## Begin PASSAGE GIVEN

75% Hydration Same-Day Country Loaf

The pain de campagne approach: not pure white, not aggressively whole-grain, but a balanced mix that bakes into something with depth. Slightly tangier than a plain loaf, slightly sweeter than pure sourdough, and a workhorse for the kitchen.

Total time

5 hours

Active

60 minutes

Hydration

75%

Difficulty

⌬⌬⌬

At 75%, you get real artisan crumb without fighting the dough. It's wet enough for visible holes in the cut loaf, dry enough that you can shape it on a lightly floured counter without the dough sticking to everything.

Same-day means start to finish in roughly four to six hours. The recipe leans on commercial yeast at a higher percentage and a warm bulk fermentation. You won't get cold-ferment depth, but the loaf is on the table the day you decide to bake.

## End PASSAGE GIVEN

In the country loaf recipe, write out everything from "At 75%, you" down to "decide to bake." word for word.

## Begin SUPPLIED MATERIAL

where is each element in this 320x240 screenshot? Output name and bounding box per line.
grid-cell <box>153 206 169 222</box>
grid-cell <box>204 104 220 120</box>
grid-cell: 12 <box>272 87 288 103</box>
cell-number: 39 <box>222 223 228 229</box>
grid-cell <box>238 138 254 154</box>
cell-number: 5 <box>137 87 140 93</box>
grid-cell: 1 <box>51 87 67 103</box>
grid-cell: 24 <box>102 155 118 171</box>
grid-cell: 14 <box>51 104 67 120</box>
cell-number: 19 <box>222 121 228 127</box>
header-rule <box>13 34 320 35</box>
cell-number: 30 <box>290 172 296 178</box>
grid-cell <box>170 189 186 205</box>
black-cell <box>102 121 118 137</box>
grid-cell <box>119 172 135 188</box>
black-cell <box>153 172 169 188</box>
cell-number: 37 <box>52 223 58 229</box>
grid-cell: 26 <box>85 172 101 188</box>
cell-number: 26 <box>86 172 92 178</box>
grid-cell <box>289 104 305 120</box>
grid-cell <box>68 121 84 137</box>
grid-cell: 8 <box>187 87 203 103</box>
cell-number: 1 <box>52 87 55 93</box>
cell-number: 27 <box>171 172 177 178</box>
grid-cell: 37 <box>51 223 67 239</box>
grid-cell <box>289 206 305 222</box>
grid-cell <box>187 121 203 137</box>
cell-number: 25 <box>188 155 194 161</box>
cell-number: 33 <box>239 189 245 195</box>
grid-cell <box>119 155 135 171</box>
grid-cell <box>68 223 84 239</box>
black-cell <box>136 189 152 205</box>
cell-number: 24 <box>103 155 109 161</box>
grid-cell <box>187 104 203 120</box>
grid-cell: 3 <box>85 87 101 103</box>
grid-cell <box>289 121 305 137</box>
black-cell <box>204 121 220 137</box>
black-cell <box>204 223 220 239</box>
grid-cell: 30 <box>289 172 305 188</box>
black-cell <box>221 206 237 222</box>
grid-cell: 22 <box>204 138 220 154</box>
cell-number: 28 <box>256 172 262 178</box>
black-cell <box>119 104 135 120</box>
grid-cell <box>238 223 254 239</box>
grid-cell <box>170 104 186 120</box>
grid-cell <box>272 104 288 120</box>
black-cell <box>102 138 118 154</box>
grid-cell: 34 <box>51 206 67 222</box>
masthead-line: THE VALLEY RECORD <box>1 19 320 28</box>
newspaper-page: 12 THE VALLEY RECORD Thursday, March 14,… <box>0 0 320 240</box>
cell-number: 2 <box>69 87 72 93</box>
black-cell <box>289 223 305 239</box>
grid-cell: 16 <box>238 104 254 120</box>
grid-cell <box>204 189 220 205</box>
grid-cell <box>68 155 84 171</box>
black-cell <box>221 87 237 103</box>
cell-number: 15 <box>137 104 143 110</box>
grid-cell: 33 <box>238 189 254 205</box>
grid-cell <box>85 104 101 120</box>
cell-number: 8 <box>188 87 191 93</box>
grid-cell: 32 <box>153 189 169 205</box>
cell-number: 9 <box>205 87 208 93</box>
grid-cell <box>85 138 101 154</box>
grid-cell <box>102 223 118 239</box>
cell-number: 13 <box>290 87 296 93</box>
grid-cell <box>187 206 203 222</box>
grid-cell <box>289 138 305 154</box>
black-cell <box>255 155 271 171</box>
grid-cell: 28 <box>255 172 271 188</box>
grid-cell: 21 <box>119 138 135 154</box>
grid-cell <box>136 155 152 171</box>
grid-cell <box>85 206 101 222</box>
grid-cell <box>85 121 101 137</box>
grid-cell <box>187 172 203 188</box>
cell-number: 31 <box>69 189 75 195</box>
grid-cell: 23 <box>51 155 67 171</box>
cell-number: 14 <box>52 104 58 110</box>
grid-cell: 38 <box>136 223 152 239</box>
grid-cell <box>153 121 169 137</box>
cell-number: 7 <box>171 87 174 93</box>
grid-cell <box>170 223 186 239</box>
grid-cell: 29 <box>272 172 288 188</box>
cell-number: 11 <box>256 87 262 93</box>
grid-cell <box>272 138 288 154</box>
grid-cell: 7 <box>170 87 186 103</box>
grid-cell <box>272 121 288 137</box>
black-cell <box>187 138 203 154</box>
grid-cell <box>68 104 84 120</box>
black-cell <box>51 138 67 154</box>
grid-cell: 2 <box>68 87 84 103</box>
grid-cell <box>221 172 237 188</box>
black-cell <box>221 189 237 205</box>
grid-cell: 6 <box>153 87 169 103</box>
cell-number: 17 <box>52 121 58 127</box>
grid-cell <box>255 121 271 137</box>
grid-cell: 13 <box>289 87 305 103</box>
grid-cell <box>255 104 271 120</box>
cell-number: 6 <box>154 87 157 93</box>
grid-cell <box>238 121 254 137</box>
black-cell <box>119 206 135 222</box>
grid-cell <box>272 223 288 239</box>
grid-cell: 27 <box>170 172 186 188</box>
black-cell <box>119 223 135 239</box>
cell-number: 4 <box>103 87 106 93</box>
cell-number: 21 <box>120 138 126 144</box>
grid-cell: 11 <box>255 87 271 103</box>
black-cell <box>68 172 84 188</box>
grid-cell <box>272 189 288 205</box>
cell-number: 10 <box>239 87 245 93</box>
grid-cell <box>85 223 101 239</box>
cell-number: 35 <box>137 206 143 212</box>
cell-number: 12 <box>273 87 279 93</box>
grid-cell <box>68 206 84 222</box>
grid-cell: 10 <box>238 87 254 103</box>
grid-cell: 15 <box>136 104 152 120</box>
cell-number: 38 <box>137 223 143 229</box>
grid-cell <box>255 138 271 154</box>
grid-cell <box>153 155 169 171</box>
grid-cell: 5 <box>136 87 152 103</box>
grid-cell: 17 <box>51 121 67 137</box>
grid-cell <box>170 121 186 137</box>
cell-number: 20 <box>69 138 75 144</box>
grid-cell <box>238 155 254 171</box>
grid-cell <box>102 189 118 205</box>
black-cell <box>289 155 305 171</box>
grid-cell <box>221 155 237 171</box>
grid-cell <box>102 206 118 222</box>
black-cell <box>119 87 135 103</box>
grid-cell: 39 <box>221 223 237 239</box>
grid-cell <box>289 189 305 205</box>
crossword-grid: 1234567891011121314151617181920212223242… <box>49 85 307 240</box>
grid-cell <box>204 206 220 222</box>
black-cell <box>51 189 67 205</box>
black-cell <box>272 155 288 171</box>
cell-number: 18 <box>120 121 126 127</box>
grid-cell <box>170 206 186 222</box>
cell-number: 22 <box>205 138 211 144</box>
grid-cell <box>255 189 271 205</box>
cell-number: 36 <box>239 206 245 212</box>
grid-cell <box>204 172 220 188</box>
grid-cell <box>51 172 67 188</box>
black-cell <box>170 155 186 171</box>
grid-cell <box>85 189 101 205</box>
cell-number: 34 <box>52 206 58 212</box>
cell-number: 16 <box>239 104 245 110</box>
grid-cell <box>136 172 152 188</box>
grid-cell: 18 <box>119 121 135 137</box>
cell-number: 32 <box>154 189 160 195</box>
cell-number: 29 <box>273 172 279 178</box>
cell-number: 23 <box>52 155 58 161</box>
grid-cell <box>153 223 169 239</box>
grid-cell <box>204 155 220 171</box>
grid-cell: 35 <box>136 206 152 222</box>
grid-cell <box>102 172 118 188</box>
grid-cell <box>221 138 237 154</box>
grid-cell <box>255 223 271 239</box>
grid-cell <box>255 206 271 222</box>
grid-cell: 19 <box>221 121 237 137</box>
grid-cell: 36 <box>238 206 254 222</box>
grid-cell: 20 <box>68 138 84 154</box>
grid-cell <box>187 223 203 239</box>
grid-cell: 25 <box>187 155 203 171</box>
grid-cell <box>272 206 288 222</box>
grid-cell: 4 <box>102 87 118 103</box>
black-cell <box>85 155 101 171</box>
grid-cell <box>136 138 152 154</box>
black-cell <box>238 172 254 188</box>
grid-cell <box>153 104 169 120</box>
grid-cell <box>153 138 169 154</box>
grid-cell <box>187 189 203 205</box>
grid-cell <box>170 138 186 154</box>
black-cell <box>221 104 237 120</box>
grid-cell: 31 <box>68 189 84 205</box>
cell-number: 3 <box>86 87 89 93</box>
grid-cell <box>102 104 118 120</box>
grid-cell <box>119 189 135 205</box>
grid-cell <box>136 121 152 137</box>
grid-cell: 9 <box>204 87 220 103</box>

## End SUPPLIED MATERIAL

▶ RESPONSE:
At 75%, you get real artisan crumb without fighting the dough. It's wet enough for visible holes in the cut loaf, dry enough that you can shape it on a lightly floured counter without the dough sticking to everything.

Same-day means start to finish in roughly four to six hours. The recipe leans on commercial yeast at a higher percentage and a warm bulk fermentation. You won't get cold-ferment depth, but the loaf is on the table the day you decide to bake.